## Start

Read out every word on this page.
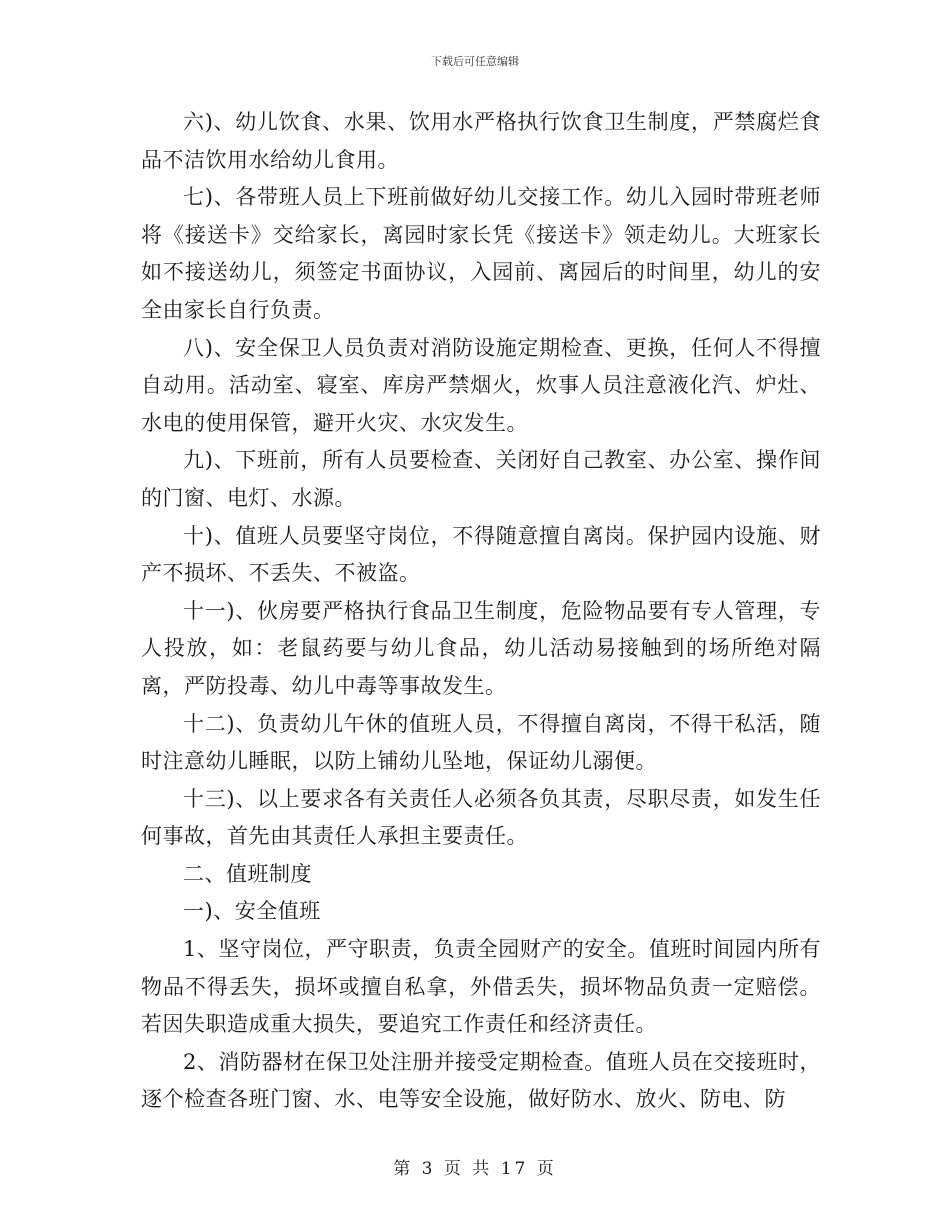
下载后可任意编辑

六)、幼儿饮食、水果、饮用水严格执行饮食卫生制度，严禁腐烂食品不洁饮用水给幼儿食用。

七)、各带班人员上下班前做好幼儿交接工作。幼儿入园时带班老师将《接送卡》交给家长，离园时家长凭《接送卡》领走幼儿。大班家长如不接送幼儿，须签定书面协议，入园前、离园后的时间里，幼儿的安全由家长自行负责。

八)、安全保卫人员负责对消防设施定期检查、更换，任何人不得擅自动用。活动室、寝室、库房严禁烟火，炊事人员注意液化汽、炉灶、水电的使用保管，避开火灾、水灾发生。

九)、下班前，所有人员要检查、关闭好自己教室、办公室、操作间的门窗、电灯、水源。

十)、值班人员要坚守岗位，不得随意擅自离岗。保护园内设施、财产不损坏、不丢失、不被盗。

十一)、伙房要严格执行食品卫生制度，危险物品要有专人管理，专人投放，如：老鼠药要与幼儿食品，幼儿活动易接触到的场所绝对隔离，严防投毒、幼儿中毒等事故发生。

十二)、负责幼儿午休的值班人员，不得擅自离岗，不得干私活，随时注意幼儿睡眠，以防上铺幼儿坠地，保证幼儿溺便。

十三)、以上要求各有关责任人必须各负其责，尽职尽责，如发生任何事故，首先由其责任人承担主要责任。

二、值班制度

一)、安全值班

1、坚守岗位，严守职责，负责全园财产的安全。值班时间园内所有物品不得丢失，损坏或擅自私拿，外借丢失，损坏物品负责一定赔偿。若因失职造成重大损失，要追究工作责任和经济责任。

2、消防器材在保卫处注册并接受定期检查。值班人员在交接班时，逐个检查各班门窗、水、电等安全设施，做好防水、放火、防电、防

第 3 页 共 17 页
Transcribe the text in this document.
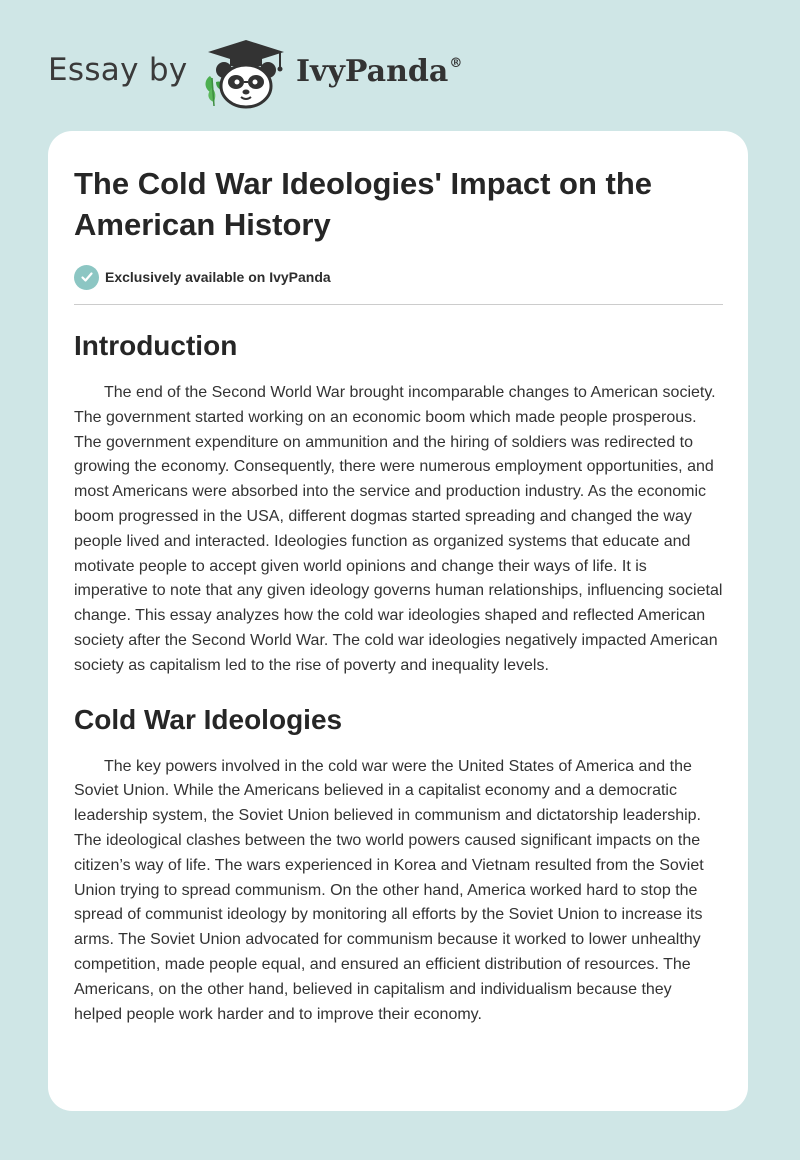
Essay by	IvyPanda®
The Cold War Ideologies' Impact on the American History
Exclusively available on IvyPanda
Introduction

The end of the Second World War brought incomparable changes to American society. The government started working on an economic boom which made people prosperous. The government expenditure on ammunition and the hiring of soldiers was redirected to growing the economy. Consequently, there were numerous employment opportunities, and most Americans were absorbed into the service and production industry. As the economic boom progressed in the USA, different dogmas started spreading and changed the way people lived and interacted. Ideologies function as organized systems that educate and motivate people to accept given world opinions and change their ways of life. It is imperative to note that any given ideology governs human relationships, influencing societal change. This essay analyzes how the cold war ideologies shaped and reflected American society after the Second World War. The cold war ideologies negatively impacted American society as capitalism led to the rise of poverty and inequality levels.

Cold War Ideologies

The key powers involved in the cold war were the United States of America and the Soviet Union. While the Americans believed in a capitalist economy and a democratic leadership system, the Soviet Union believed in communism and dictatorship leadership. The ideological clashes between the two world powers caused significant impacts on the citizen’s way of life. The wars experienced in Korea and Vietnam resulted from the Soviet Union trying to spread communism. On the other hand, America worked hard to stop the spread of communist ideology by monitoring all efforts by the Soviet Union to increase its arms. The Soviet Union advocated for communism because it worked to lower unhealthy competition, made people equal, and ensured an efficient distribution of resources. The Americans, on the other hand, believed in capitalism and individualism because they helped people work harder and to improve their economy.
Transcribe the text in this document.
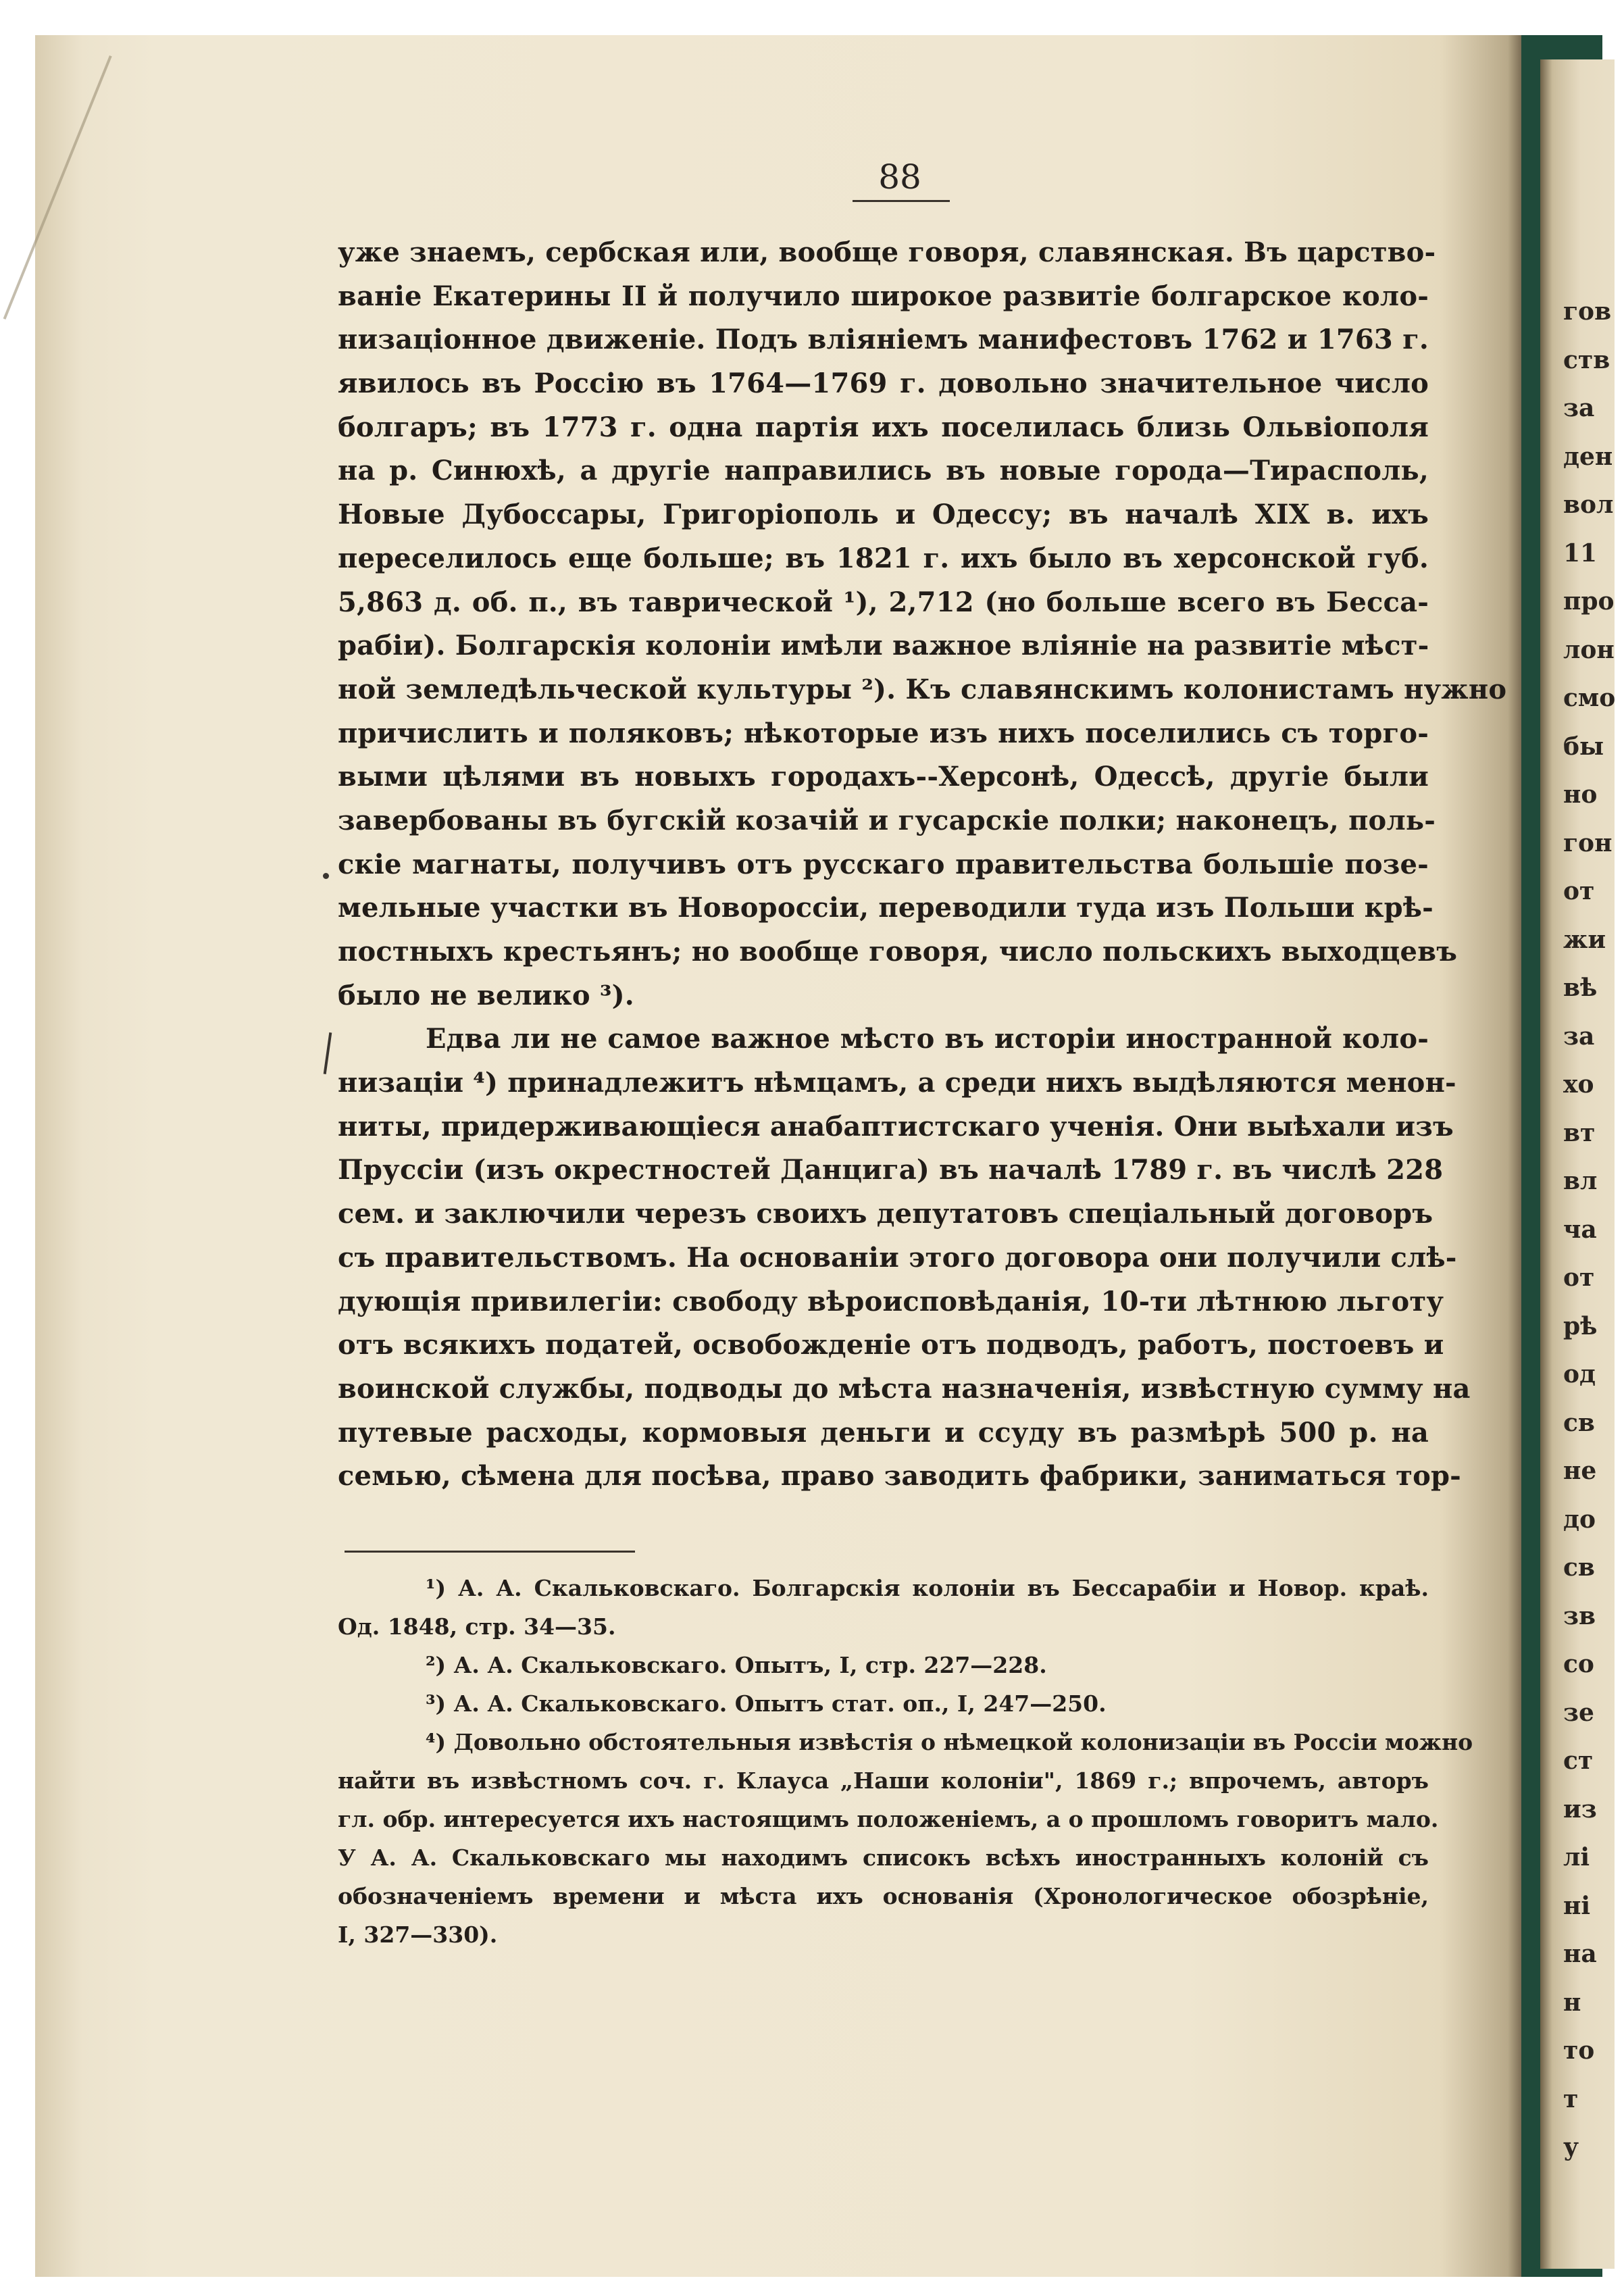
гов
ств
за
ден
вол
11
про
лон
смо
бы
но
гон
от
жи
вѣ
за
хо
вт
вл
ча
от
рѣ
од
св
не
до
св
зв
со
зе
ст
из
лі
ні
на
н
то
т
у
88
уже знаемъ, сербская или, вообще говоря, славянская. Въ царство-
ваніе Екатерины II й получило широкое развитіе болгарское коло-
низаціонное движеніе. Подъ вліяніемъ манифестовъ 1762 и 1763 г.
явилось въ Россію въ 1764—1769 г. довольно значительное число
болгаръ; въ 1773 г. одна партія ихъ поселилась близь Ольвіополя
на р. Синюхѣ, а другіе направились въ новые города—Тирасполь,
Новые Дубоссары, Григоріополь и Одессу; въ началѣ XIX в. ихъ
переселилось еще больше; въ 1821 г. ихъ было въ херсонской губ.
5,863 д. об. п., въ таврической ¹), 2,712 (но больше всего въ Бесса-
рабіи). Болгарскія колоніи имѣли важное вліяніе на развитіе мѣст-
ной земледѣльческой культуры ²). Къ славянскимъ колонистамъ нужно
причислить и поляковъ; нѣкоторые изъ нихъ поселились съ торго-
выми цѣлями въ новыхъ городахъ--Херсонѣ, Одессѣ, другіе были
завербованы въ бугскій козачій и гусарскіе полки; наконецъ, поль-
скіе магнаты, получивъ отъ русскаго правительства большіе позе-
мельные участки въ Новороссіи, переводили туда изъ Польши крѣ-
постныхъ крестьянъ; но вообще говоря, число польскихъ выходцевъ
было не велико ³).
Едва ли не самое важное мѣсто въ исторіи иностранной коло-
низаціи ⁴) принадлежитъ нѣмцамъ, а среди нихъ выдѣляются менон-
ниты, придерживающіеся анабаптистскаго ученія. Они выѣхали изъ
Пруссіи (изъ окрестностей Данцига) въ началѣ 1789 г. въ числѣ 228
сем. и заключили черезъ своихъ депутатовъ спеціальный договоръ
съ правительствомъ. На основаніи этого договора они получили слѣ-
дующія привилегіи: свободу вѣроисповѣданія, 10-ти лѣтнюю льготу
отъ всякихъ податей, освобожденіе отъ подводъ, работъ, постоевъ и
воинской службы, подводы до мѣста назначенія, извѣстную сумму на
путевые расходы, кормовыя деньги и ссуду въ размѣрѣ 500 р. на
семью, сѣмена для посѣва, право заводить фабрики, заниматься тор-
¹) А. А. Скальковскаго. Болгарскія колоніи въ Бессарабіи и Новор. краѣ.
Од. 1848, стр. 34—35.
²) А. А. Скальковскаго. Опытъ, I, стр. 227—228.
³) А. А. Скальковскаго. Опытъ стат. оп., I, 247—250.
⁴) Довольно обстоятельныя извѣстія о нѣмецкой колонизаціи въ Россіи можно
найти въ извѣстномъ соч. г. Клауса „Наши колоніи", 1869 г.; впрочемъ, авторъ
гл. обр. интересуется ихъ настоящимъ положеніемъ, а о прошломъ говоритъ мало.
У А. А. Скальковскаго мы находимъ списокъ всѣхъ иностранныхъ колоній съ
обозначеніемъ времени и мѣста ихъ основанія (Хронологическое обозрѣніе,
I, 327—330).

## End

## Problem statement
Without the pictures, reproduce every line of the records above exactly.

## Written answer
Read out every word on this page.
下载后可任意编辑

六)、幼儿饮食、水果、饮用水严格执行饮食卫生制度，严禁腐烂食品不洁饮用水给幼儿食用。

七)、各带班人员上下班前做好幼儿交接工作。幼儿入园时带班老师将《接送卡》交给家长，离园时家长凭《接送卡》领走幼儿。大班家长如不接送幼儿，须签定书面协议，入园前、离园后的时间里，幼儿的安全由家长自行负责。

八)、安全保卫人员负责对消防设施定期检查、更换，任何人不得擅自动用。活动室、寝室、库房严禁烟火，炊事人员注意液化汽、炉灶、水电的使用保管，避开火灾、水灾发生。

九)、下班前，所有人员要检查、关闭好自己教室、办公室、操作间的门窗、电灯、水源。

十)、值班人员要坚守岗位，不得随意擅自离岗。保护园内设施、财产不损坏、不丢失、不被盗。

十一)、伙房要严格执行食品卫生制度，危险物品要有专人管理，专人投放，如：老鼠药要与幼儿食品，幼儿活动易接触到的场所绝对隔离，严防投毒、幼儿中毒等事故发生。

十二)、负责幼儿午休的值班人员，不得擅自离岗，不得干私活，随时注意幼儿睡眠，以防上铺幼儿坠地，保证幼儿溺便。

十三)、以上要求各有关责任人必须各负其责，尽职尽责，如发生任何事故，首先由其责任人承担主要责任。

二、值班制度

一)、安全值班

1、坚守岗位，严守职责，负责全园财产的安全。值班时间园内所有物品不得丢失，损坏或擅自私拿，外借丢失，损坏物品负责一定赔偿。若因失职造成重大损失，要追究工作责任和经济责任。

2、消防器材在保卫处注册并接受定期检查。值班人员在交接班时，逐个检查各班门窗、水、电等安全设施，做好防水、放火、防电、防

第 3 页 共 17 页
Transcribe the text in this document.
Essay by	IvyPanda®
The Cold War Ideologies' Impact on the American History
Exclusively available on IvyPanda
Introduction

The end of the Second World War brought incomparable changes to American society. The government started working on an economic boom which made people prosperous. The government expenditure on ammunition and the hiring of soldiers was redirected to growing the economy. Consequently, there were numerous employment opportunities, and most Americans were absorbed into the service and production industry. As the economic boom progressed in the USA, different dogmas started spreading and changed the way people lived and interacted. Ideologies function as organized systems that educate and motivate people to accept given world opinions and change their ways of life. It is imperative to note that any given ideology governs human relationships, influencing societal change. This essay analyzes how the cold war ideologies shaped and reflected American society after the Second World War. The cold war ideologies negatively impacted American society as capitalism led to the rise of poverty and inequality levels.

Cold War Ideologies

The key powers involved in the cold war were the United States of America and the Soviet Union. While the Americans believed in a capitalist economy and a democratic leadership system, the Soviet Union believed in communism and dictatorship leadership. The ideological clashes between the two world powers caused significant impacts on the citizen’s way of life. The wars experienced in Korea and Vietnam resulted from the Soviet Union trying to spread communism. On the other hand, America worked hard to stop the spread of communist ideology by monitoring all efforts by the Soviet Union to increase its arms. The Soviet Union advocated for communism because it worked to lower unhealthy competition, made people equal, and ensured an efficient distribution of resources. The Americans, on the other hand, believed in capitalism and individualism because they helped people work harder and to improve their economy.
Transcribe the text in this document.
гов
ств
за
ден
вол
11
про
лон
смо
бы
но
гон
от
жи
вѣ
за
хо
вт
вл
ча
от
рѣ
од
св
не
до
св
зв
со
зе
ст
из
лі
ні
на
н
то
т
у
88
уже знаемъ, сербская или, вообще говоря, славянская. Въ царство-
ваніе Екатерины II й получило широкое развитіе болгарское коло-
низаціонное движеніе. Подъ вліяніемъ манифестовъ 1762 и 1763 г.
явилось въ Россію въ 1764—1769 г. довольно значительное число
болгаръ; въ 1773 г. одна партія ихъ поселилась близь Ольвіополя
на р. Синюхѣ, а другіе направились въ новые города—Тирасполь,
Новые Дубоссары, Григоріополь и Одессу; въ началѣ XIX в. ихъ
переселилось еще больше; въ 1821 г. ихъ было въ херсонской губ.
5,863 д. об. п., въ таврической ¹), 2,712 (но больше всего въ Бесса-
рабіи). Болгарскія колоніи имѣли важное вліяніе на развитіе мѣст-
ной земледѣльческой культуры ²). Къ славянскимъ колонистамъ нужно
причислить и поляковъ; нѣкоторые изъ нихъ поселились съ торго-
выми цѣлями въ новыхъ городахъ--Херсонѣ, Одессѣ, другіе были
завербованы въ бугскій козачій и гусарскіе полки; наконецъ, поль-
скіе магнаты, получивъ отъ русскаго правительства большіе позе-
мельные участки въ Новороссіи, переводили туда изъ Польши крѣ-
постныхъ крестьянъ; но вообще говоря, число польскихъ выходцевъ
было не велико ³).
Едва ли не самое важное мѣсто въ исторіи иностранной коло-
низаціи ⁴) принадлежитъ нѣмцамъ, а среди нихъ выдѣляются менон-
ниты, придерживающіеся анабаптистскаго ученія. Они выѣхали изъ
Пруссіи (изъ окрестностей Данцига) въ началѣ 1789 г. въ числѣ 228
сем. и заключили черезъ своихъ депутатовъ спеціальный договоръ
съ правительствомъ. На основаніи этого договора они получили слѣ-
дующія привилегіи: свободу вѣроисповѣданія, 10-ти лѣтнюю льготу
отъ всякихъ податей, освобожденіе отъ подводъ, работъ, постоевъ и
воинской службы, подводы до мѣста назначенія, извѣстную сумму на
путевые расходы, кормовыя деньги и ссуду въ размѣрѣ 500 р. на
семью, сѣмена для посѣва, право заводить фабрики, заниматься тор-
¹) А. А. Скальковскаго. Болгарскія колоніи въ Бессарабіи и Новор. краѣ.
Од. 1848, стр. 34—35.
²) А. А. Скальковскаго. Опытъ, I, стр. 227—228.
³) А. А. Скальковскаго. Опытъ стат. оп., I, 247—250.
⁴) Довольно обстоятельныя извѣстія о нѣмецкой колонизаціи въ Россіи можно
найти въ извѣстномъ соч. г. Клауса „Наши колоніи", 1869 г.; впрочемъ, авторъ
гл. обр. интересуется ихъ настоящимъ положеніемъ, а о прошломъ говоритъ мало.
У А. А. Скальковскаго мы находимъ списокъ всѣхъ иностранныхъ колоній съ
обозначеніемъ времени и мѣста ихъ основанія (Хронологическое обозрѣніе,
I, 327—330).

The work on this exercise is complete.